Sungai Ciliwung dan Cisadane Meluap

Sumber:Kompas - 24 Januari 2005
Kategori:Banjir di Jakarta
Jakarta, Kompas - Belum lagi semua warga korban banjir kembali dari tempat penampungan sementaranya, Sungai Ciliwung kembali meluap, Minggi (23/1) siang. Ribuan warga pun harus kembali ke tampat penampungan.

Di Tangerang, Kali Cisadane yang membelah kota kemarin juga meluap dan membanjiri rumah-rumah warga di bantaran kali, terutama di Kelurahan Penanggungan Barat dan Penanggungan Utara.

Meski sistem informasi dini yang dikembangkan di Tangerang maupun Jakarta relatif baik, tak urung datangnya banjir ini mengagetkan warga. Sebab, banjir datang justru ketika cuaca di Jakarta dan Tangerang sangat cerah. Banyak warga di bantaran Ciliwung bahkan tengah menjemur berbagai dokumen atau membersihkan lantai dan perabotan lain ketika banjir datang.

Dari Palembang dilaporkan, banjir yang melanda sebagian daerah Sumatera Selatan belum juga mereda. Ratusan rumah warga di sekitar Sungai Musi, terutama di Kecamatan Ilir Barat I, masih terendam air. Demikian juga banjir di Kabupaten Ogan Ilir.

Sementara itu, warga Jakarta dan sekitarnya juga diimbau untuk tetap waspada mengingat kemungkinan terjadinya hujan lebat masih sangat besar, terutama di akhir bulan Januari hingga awal Februari. Kepala Satuan Koordinasi Pelaksana Penanggulangan Banjir dan Pengungsi DKI Soebagio bahkan mengingatkan bahwa hari Selasa dan Rabu besok ada kemungkinan hujan deras di Jakarta. Jika itu terjadi, sementara hujan deras juga terjadi di kawasan hulu, dikhawatirkan banjir yang terjadi akan lebih besar.

Sejumlah warga di sekitar Ciliwung juga masih dihantui kecemasan akan terjadinya banjir yang lebih besar. Untuk itu, banyak warga yang selalu mengecek ketinggian air di Depok dan Bogor yang menjadi indikator datangnya banjir di Jakarta.

- Tugas Latihan: Silakan lanjutkan berita tentang meluapnya Ciliwung dan Cisadane dari kalimat terakhirnya. Item di bawah ini diambil dari sumber yang berbeda.

(Data batas elemen)

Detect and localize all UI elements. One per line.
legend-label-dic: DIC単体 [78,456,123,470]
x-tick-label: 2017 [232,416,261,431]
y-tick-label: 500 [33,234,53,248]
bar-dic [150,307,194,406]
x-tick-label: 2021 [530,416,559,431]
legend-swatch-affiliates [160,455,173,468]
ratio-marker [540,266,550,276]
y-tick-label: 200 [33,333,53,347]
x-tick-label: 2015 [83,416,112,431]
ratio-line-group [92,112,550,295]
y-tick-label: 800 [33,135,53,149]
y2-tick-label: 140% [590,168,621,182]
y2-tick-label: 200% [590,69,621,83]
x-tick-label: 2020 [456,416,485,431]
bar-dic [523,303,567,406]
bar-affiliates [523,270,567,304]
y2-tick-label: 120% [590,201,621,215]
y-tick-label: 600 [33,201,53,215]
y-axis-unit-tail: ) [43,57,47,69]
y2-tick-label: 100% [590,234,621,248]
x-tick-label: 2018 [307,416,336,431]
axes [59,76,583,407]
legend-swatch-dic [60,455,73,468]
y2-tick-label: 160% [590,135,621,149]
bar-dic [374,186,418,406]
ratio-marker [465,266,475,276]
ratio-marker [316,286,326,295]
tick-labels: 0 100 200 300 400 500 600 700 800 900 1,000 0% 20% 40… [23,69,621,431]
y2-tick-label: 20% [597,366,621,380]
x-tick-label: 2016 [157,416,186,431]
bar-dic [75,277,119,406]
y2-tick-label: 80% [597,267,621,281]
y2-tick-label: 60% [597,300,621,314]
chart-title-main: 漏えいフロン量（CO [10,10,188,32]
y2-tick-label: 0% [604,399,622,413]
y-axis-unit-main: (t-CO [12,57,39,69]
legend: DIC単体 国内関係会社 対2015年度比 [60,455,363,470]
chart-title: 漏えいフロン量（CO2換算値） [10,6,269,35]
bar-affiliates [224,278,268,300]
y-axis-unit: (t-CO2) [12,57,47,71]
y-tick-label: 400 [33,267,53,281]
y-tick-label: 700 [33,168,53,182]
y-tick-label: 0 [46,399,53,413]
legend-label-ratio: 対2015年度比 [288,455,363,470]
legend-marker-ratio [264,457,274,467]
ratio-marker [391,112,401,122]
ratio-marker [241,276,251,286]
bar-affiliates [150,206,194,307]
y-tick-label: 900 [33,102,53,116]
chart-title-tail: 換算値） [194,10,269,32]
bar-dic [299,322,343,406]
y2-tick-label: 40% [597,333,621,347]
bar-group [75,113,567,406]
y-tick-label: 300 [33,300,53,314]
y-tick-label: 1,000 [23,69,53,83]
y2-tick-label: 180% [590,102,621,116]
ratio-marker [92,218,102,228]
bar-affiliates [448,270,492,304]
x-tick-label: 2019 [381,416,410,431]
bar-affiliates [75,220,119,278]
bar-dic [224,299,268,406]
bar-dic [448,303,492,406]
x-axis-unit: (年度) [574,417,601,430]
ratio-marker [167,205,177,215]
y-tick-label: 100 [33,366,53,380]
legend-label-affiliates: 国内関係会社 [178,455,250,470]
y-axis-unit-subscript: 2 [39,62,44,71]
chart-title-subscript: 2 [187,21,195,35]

- Jawaban Tertulis:
Dalam pemantauan Kompas, kemarin, air mulai masuk ke rumah-rumah penduduk di Kampung Melayu (Jakarta Timur) dan Bukit Duri (Jakarta Selatan) sekitar pukul 09.00 dan terus meninggi. "Air sampai dua meter lebih, sehingga kami buru-buru kembali ke pengungsian," kata sejumlah warga.

Lurah Kampung Melayu Lutfi Kamal mengatakan terpaksa membatalkan perintahnya untuk menutup posko pengungsian. "Sabtu malam saya sudah perintahkan menutup lokasi pengungsian karena banjir sudah surut. Akan tetapi, pada Minggu pagi ternyata ketinggian air di Depok tinggi lagi," katanya.

Akhirnya, empat posko penampungan di Kampung Melayu kembali diaktifkan. Sebanyak 725 orang di halaman SMP Santa Maria, 200 orang di Yayasan PTDI, 300 orang di RS Hermina, 100 orang di SMP 26, dan ratusan warga lain mengungsi di pinggir jalan.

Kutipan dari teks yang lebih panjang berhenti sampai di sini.